Records shown:
* start *

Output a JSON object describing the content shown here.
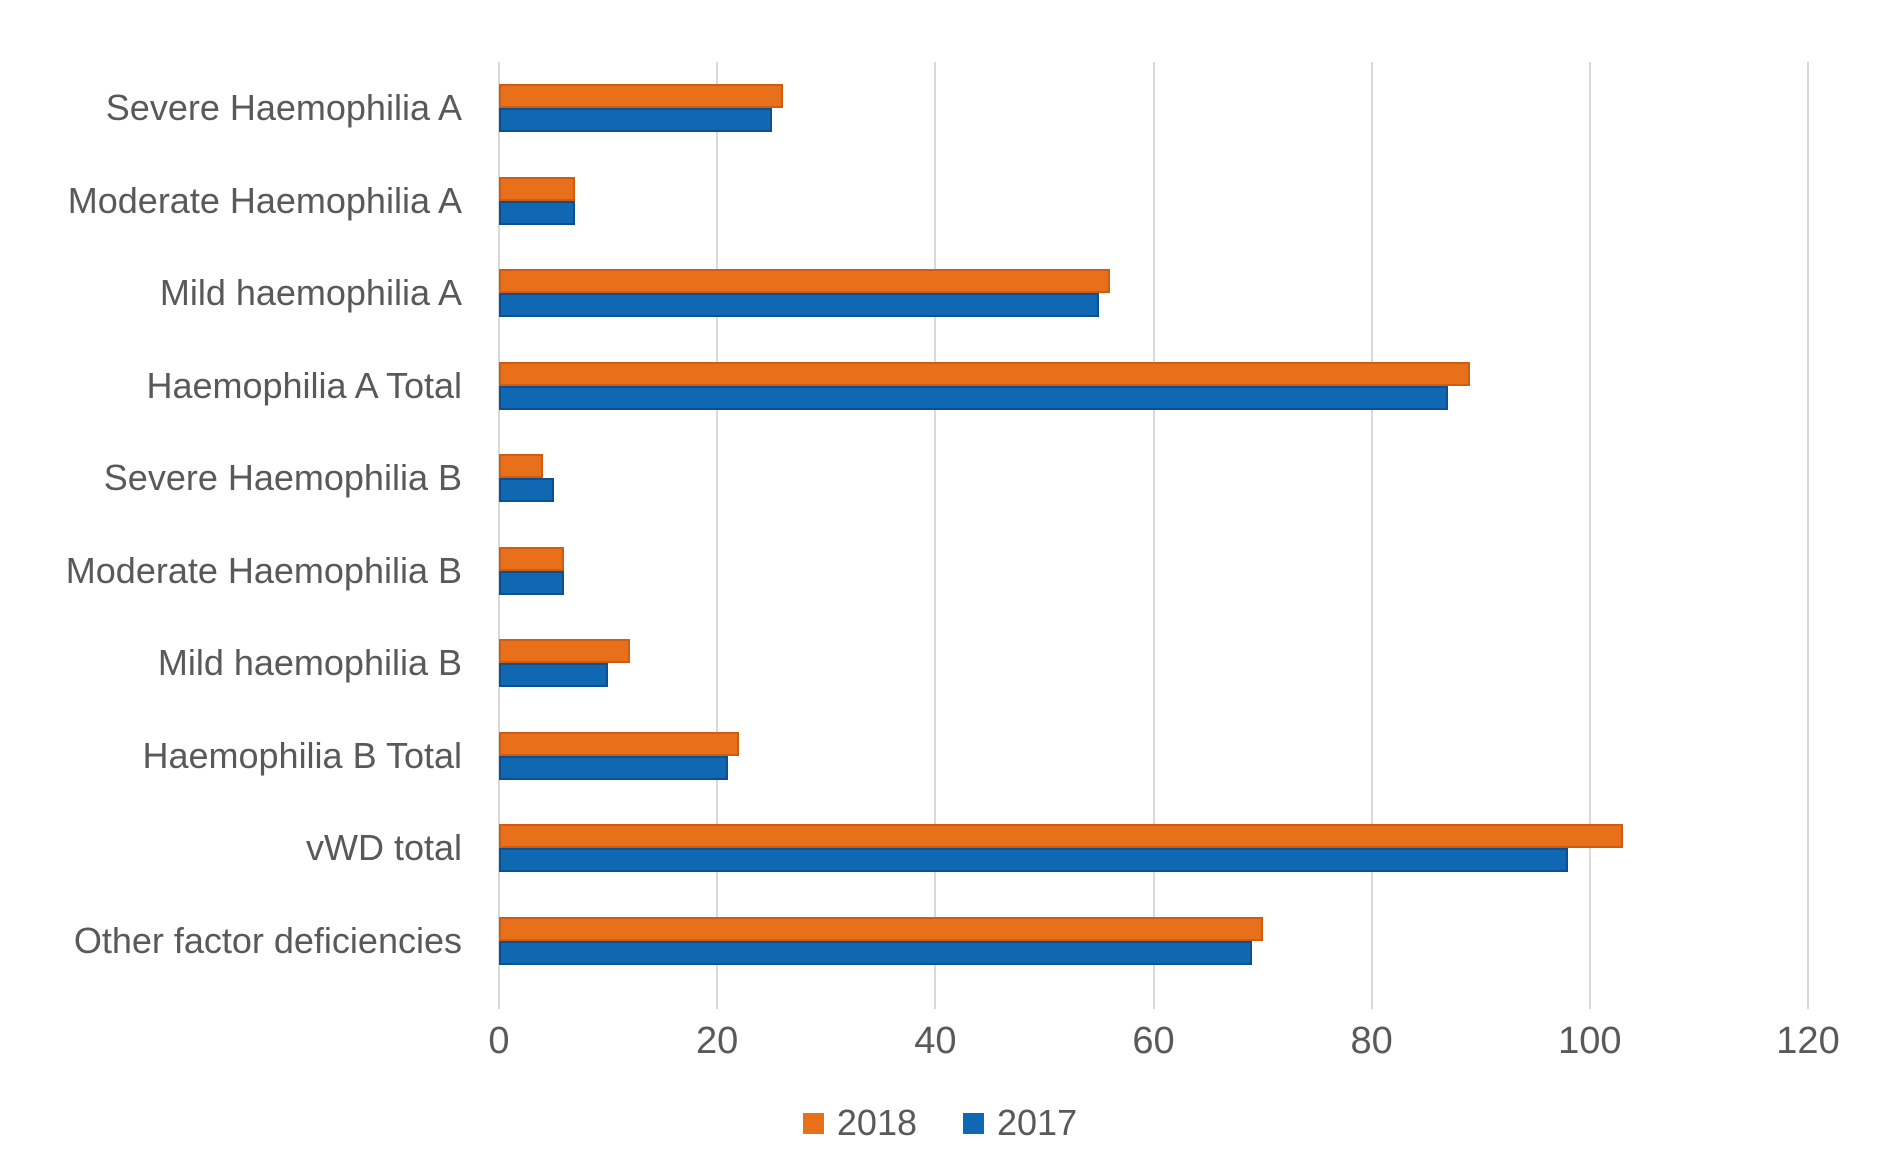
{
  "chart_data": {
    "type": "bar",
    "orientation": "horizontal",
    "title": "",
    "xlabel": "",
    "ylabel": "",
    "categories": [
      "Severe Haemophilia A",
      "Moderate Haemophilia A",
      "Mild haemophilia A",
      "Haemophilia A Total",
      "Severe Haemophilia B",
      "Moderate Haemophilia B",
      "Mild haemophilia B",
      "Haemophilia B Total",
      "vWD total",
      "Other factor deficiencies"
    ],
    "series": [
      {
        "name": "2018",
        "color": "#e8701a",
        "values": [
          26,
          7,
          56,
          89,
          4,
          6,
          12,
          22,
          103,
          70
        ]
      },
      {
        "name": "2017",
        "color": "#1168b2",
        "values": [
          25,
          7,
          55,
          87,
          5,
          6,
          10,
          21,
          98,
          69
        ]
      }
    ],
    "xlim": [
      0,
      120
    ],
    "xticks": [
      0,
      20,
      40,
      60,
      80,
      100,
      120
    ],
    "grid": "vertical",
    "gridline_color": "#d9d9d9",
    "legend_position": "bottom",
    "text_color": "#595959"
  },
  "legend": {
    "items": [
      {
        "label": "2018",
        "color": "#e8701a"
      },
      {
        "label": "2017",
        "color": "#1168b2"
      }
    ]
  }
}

* end *

Brief:
Reproduce the whole listing exactly, but not the images in it.

Task answer:
Output a JSON object describing the content shown here.
{
  "chart_data": {
    "type": "bar",
    "orientation": "horizontal",
    "title": "",
    "xlabel": "",
    "ylabel": "",
    "categories": [
      "Severe Haemophilia A",
      "Moderate Haemophilia A",
      "Mild haemophilia A",
      "Haemophilia A Total",
      "Severe Haemophilia B",
      "Moderate Haemophilia B",
      "Mild haemophilia B",
      "Haemophilia B Total",
      "vWD total",
      "Other factor deficiencies"
    ],
    "series": [
      {
        "name": "2018",
        "color": "#e8701a",
        "values": [
          26,
          7,
          56,
          89,
          4,
          6,
          12,
          22,
          103,
          70
        ]
      },
      {
        "name": "2017",
        "color": "#1168b2",
        "values": [
          25,
          7,
          55,
          87,
          5,
          6,
          10,
          21,
          98,
          69
        ]
      }
    ],
    "xlim": [
      0,
      120
    ],
    "xticks": [
      0,
      20,
      40,
      60,
      80,
      100,
      120
    ],
    "grid": "vertical",
    "gridline_color": "#d9d9d9",
    "legend_position": "bottom",
    "text_color": "#595959"
  },
  "legend": {
    "items": [
      {
        "label": "2018",
        "color": "#e8701a"
      },
      {
        "label": "2017",
        "color": "#1168b2"
      }
    ]
  }
}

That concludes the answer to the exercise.